--- Items ---
::::

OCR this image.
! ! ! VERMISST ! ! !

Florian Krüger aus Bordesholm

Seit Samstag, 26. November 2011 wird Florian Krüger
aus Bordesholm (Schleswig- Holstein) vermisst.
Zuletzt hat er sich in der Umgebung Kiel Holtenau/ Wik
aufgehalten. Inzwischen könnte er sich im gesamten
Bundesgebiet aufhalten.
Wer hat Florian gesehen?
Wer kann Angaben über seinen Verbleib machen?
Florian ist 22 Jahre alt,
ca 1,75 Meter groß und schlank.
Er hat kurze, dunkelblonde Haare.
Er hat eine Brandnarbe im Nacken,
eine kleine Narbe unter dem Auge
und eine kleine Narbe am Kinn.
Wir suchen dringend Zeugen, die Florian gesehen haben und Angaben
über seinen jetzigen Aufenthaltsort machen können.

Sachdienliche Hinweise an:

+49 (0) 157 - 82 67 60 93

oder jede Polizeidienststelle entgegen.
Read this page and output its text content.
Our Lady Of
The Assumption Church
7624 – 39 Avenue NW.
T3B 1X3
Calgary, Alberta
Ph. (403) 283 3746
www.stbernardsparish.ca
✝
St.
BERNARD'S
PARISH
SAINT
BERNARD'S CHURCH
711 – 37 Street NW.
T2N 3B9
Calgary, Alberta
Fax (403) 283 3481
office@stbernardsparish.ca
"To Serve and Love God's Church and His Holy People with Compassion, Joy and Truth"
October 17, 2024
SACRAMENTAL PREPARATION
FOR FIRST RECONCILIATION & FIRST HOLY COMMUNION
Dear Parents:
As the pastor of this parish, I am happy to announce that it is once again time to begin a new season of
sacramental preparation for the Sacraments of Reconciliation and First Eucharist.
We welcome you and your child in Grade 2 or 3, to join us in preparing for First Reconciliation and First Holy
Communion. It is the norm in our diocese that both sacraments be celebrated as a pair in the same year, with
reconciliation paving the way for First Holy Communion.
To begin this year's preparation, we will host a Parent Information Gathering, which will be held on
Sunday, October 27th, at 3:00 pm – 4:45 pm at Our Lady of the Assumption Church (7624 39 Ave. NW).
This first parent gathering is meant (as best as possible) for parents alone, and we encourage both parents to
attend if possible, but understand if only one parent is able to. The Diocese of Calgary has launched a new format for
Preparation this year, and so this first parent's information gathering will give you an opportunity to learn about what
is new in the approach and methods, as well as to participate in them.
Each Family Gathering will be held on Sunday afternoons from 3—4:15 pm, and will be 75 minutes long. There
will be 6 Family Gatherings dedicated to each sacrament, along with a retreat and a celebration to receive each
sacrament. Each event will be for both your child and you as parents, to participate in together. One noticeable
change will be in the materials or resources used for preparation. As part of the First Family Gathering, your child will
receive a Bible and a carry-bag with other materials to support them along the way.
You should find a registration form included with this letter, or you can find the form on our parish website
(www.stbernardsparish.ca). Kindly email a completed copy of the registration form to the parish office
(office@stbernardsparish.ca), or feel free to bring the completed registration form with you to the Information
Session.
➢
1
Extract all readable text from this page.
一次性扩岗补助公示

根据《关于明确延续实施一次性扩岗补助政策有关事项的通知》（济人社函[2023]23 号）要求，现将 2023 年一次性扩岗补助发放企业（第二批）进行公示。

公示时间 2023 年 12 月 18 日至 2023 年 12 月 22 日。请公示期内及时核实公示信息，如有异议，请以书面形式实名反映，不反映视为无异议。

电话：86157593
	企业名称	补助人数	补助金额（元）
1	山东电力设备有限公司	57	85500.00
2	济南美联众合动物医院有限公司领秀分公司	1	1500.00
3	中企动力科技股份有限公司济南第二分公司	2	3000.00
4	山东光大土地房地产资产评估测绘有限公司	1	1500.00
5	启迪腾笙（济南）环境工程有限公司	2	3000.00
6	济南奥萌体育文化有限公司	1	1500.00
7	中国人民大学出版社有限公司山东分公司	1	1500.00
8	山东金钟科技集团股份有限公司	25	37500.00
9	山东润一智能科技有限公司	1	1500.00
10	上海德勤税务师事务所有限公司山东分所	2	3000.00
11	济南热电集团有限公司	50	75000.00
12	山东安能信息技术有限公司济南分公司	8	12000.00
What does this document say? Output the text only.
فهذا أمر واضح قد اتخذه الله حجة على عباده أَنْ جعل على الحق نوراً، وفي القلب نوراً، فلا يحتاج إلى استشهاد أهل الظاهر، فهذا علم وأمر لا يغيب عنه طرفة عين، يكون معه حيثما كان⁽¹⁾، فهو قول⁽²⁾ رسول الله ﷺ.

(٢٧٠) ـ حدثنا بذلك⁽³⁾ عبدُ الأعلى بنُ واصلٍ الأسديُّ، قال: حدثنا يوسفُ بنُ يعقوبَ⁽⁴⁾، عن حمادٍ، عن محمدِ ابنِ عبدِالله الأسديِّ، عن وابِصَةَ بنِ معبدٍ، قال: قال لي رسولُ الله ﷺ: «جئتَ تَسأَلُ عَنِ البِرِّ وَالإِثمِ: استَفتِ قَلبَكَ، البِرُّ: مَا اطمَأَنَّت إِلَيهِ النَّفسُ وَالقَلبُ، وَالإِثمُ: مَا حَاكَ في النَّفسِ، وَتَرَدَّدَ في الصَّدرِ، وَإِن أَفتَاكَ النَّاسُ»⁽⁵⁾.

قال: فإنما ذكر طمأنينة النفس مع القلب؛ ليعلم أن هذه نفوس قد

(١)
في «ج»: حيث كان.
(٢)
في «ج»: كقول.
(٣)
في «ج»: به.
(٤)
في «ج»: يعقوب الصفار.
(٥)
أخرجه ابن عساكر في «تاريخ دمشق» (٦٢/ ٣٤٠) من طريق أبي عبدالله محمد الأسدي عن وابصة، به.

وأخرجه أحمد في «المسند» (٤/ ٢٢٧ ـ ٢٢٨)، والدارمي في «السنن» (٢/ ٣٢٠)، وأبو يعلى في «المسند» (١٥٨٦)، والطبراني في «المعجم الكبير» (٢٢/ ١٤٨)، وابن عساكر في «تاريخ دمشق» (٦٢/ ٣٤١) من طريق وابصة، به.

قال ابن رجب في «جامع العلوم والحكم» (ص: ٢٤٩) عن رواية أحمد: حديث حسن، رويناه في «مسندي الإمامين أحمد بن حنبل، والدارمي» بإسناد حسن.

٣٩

::::

--- Exercise brief ---
Take the entries above and copy them out exactly.

--- Response below ---
OCR this image.
! ! ! VERMISST ! ! !

Florian Krüger aus Bordesholm

Seit Samstag, 26. November 2011 wird Florian Krüger
aus Bordesholm (Schleswig- Holstein) vermisst.
Zuletzt hat er sich in der Umgebung Kiel Holtenau/ Wik
aufgehalten. Inzwischen könnte er sich im gesamten
Bundesgebiet aufhalten.
Wer hat Florian gesehen?
Wer kann Angaben über seinen Verbleib machen?
Florian ist 22 Jahre alt,
ca 1,75 Meter groß und schlank.
Er hat kurze, dunkelblonde Haare.
Er hat eine Brandnarbe im Nacken,
eine kleine Narbe unter dem Auge
und eine kleine Narbe am Kinn.
Wir suchen dringend Zeugen, die Florian gesehen haben und Angaben
über seinen jetzigen Aufenthaltsort machen können.

Sachdienliche Hinweise an:

+49 (0) 157 - 82 67 60 93

oder jede Polizeidienststelle entgegen.
Read this page and output its text content.
Our Lady Of
The Assumption Church
7624 – 39 Avenue NW.
T3B 1X3
Calgary, Alberta
Ph. (403) 283 3746
www.stbernardsparish.ca
✝
St.
BERNARD'S
PARISH
SAINT
BERNARD'S CHURCH
711 – 37 Street NW.
T2N 3B9
Calgary, Alberta
Fax (403) 283 3481
office@stbernardsparish.ca
"To Serve and Love God's Church and His Holy People with Compassion, Joy and Truth"
October 17, 2024
SACRAMENTAL PREPARATION
FOR FIRST RECONCILIATION & FIRST HOLY COMMUNION
Dear Parents:
As the pastor of this parish, I am happy to announce that it is once again time to begin a new season of
sacramental preparation for the Sacraments of Reconciliation and First Eucharist.
We welcome you and your child in Grade 2 or 3, to join us in preparing for First Reconciliation and First Holy
Communion. It is the norm in our diocese that both sacraments be celebrated as a pair in the same year, with
reconciliation paving the way for First Holy Communion.
To begin this year's preparation, we will host a Parent Information Gathering, which will be held on
Sunday, October 27th, at 3:00 pm – 4:45 pm at Our Lady of the Assumption Church (7624 39 Ave. NW).
This first parent gathering is meant (as best as possible) for parents alone, and we encourage both parents to
attend if possible, but understand if only one parent is able to. The Diocese of Calgary has launched a new format for
Preparation this year, and so this first parent's information gathering will give you an opportunity to learn about what
is new in the approach and methods, as well as to participate in them.
Each Family Gathering will be held on Sunday afternoons from 3—4:15 pm, and will be 75 minutes long. There
will be 6 Family Gatherings dedicated to each sacrament, along with a retreat and a celebration to receive each
sacrament. Each event will be for both your child and you as parents, to participate in together. One noticeable
change will be in the materials or resources used for preparation. As part of the First Family Gathering, your child will
receive a Bible and a carry-bag with other materials to support them along the way.
You should find a registration form included with this letter, or you can find the form on our parish website
(www.stbernardsparish.ca). Kindly email a completed copy of the registration form to the parish office
(office@stbernardsparish.ca), or feel free to bring the completed registration form with you to the Information
Session.
➢
1
Extract all readable text from this page.
一次性扩岗补助公示

根据《关于明确延续实施一次性扩岗补助政策有关事项的通知》（济人社函[2023]23 号）要求，现将 2023 年一次性扩岗补助发放企业（第二批）进行公示。

公示时间 2023 年 12 月 18 日至 2023 年 12 月 22 日。请公示期内及时核实公示信息，如有异议，请以书面形式实名反映，不反映视为无异议。

电话：86157593
	企业名称	补助人数	补助金额（元）
1	山东电力设备有限公司	57	85500.00
2	济南美联众合动物医院有限公司领秀分公司	1	1500.00
3	中企动力科技股份有限公司济南第二分公司	2	3000.00
4	山东光大土地房地产资产评估测绘有限公司	1	1500.00
5	启迪腾笙（济南）环境工程有限公司	2	3000.00
6	济南奥萌体育文化有限公司	1	1500.00
7	中国人民大学出版社有限公司山东分公司	1	1500.00
8	山东金钟科技集团股份有限公司	25	37500.00
9	山东润一智能科技有限公司	1	1500.00
10	上海德勤税务师事务所有限公司山东分所	2	3000.00
11	济南热电集团有限公司	50	75000.00
12	山东安能信息技术有限公司济南分公司	8	12000.00
What does this document say? Output the text only.
فهذا أمر واضح قد اتخذه الله حجة على عباده أَنْ جعل على الحق نوراً، وفي القلب نوراً، فلا يحتاج إلى استشهاد أهل الظاهر، فهذا علم وأمر لا يغيب عنه طرفة عين، يكون معه حيثما كان⁽¹⁾، فهو قول⁽²⁾ رسول الله ﷺ.

(٢٧٠) ـ حدثنا بذلك⁽³⁾ عبدُ الأعلى بنُ واصلٍ الأسديُّ، قال: حدثنا يوسفُ بنُ يعقوبَ⁽⁴⁾، عن حمادٍ، عن محمدِ ابنِ عبدِالله الأسديِّ، عن وابِصَةَ بنِ معبدٍ، قال: قال لي رسولُ الله ﷺ: «جئتَ تَسأَلُ عَنِ البِرِّ وَالإِثمِ: استَفتِ قَلبَكَ، البِرُّ: مَا اطمَأَنَّت إِلَيهِ النَّفسُ وَالقَلبُ، وَالإِثمُ: مَا حَاكَ في النَّفسِ، وَتَرَدَّدَ في الصَّدرِ، وَإِن أَفتَاكَ النَّاسُ»⁽⁵⁾.

قال: فإنما ذكر طمأنينة النفس مع القلب؛ ليعلم أن هذه نفوس قد

(١)
في «ج»: حيث كان.
(٢)
في «ج»: كقول.
(٣)
في «ج»: به.
(٤)
في «ج»: يعقوب الصفار.
(٥)
أخرجه ابن عساكر في «تاريخ دمشق» (٦٢/ ٣٤٠) من طريق أبي عبدالله محمد الأسدي عن وابصة، به.

وأخرجه أحمد في «المسند» (٤/ ٢٢٧ ـ ٢٢٨)، والدارمي في «السنن» (٢/ ٣٢٠)، وأبو يعلى في «المسند» (١٥٨٦)، والطبراني في «المعجم الكبير» (٢٢/ ١٤٨)، وابن عساكر في «تاريخ دمشق» (٦٢/ ٣٤١) من طريق وابصة، به.

قال ابن رجب في «جامع العلوم والحكم» (ص: ٢٤٩) عن رواية أحمد: حديث حسن، رويناه في «مسندي الإمامين أحمد بن حنبل، والدارمي» بإسناد حسن.

٣٩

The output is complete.